▶ [Direction]: Find the word "this" in the listing; pull out each line holding it.

▶ [Source data]:
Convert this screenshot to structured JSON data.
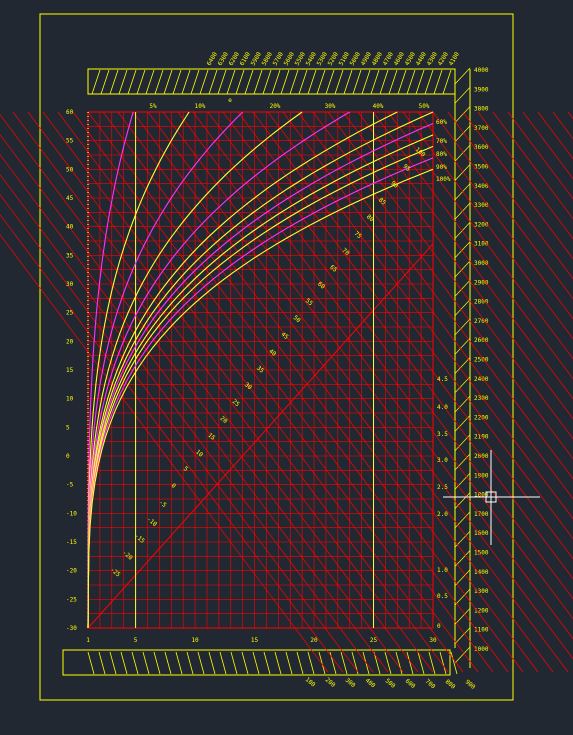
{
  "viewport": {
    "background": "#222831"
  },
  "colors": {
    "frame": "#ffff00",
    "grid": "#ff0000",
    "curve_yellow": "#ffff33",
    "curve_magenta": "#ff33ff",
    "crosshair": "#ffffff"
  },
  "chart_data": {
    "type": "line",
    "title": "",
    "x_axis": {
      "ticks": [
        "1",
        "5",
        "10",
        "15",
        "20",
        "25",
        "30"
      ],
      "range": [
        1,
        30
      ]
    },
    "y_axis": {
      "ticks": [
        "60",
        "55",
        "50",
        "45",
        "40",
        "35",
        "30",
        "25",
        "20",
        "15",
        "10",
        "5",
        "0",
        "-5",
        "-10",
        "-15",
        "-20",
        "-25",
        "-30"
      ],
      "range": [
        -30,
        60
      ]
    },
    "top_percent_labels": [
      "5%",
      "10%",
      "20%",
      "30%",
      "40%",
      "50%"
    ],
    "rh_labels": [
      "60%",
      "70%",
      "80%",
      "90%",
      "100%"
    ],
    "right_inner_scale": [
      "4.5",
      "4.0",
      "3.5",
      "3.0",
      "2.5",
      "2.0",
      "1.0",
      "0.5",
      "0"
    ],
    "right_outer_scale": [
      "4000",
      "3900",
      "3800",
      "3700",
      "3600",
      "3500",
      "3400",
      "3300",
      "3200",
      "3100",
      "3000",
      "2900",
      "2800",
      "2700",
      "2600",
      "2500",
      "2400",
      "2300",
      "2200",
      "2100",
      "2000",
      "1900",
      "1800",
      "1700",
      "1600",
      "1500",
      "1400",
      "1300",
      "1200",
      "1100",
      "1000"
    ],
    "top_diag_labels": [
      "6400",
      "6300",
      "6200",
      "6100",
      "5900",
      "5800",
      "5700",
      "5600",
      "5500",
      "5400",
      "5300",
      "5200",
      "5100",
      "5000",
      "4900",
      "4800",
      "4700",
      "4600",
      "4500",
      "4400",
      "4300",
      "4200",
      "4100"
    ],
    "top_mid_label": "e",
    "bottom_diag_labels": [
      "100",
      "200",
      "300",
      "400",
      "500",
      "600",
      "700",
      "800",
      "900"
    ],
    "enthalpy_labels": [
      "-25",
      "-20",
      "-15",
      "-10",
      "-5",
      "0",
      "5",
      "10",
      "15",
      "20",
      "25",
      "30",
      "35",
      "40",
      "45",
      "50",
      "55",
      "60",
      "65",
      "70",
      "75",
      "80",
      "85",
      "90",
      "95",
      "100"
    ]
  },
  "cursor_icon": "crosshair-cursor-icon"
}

---

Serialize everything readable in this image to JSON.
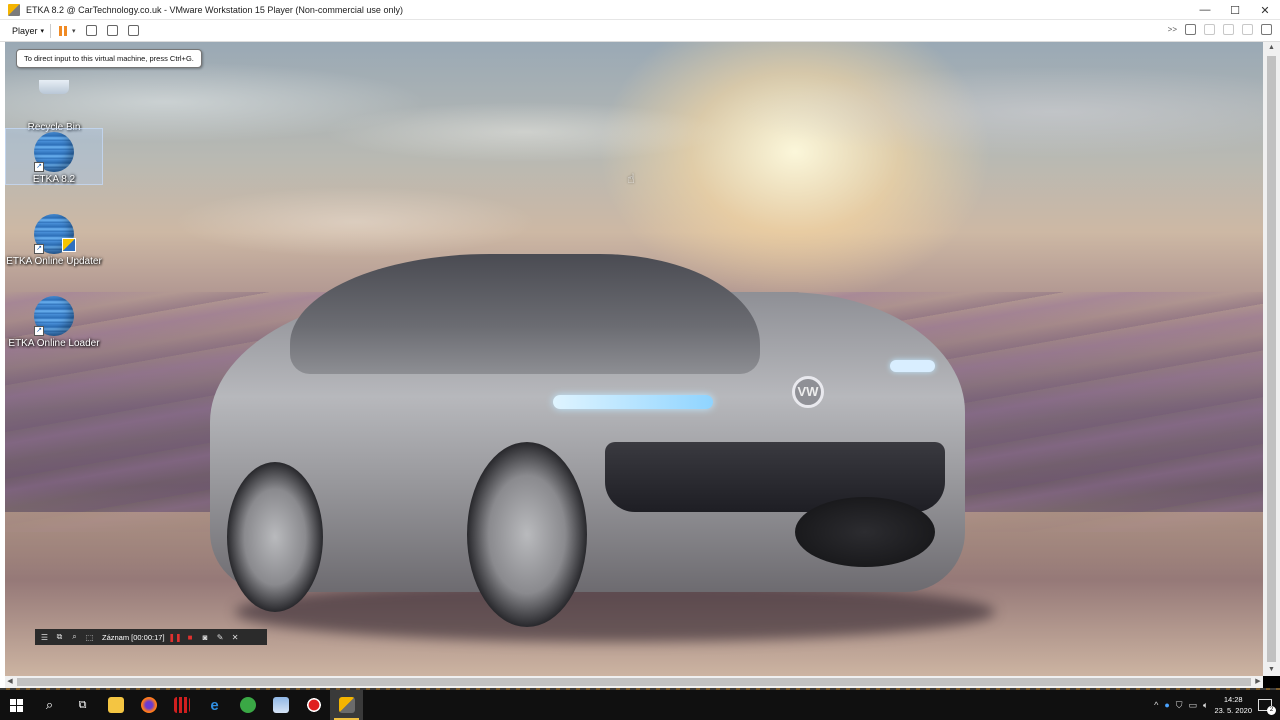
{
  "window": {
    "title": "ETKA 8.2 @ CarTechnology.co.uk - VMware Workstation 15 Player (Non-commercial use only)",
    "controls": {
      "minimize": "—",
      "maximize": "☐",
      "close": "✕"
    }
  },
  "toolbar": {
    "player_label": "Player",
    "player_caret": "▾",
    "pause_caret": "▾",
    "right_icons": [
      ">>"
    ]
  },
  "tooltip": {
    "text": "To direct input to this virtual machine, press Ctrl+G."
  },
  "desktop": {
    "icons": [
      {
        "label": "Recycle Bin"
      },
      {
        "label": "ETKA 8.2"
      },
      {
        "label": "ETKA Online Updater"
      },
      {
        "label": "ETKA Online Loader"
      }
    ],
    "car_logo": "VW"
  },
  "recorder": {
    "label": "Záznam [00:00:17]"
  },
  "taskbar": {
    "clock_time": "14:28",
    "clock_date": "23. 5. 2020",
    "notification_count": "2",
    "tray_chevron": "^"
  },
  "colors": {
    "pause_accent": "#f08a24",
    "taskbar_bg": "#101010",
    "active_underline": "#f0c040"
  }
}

▶ [Exercise output]:
Convert this screenshot to structured JSON data.
Serialize everything readable in this image to JSON.
    "text": "To direct input to this virtual machine, press Ctrl+G."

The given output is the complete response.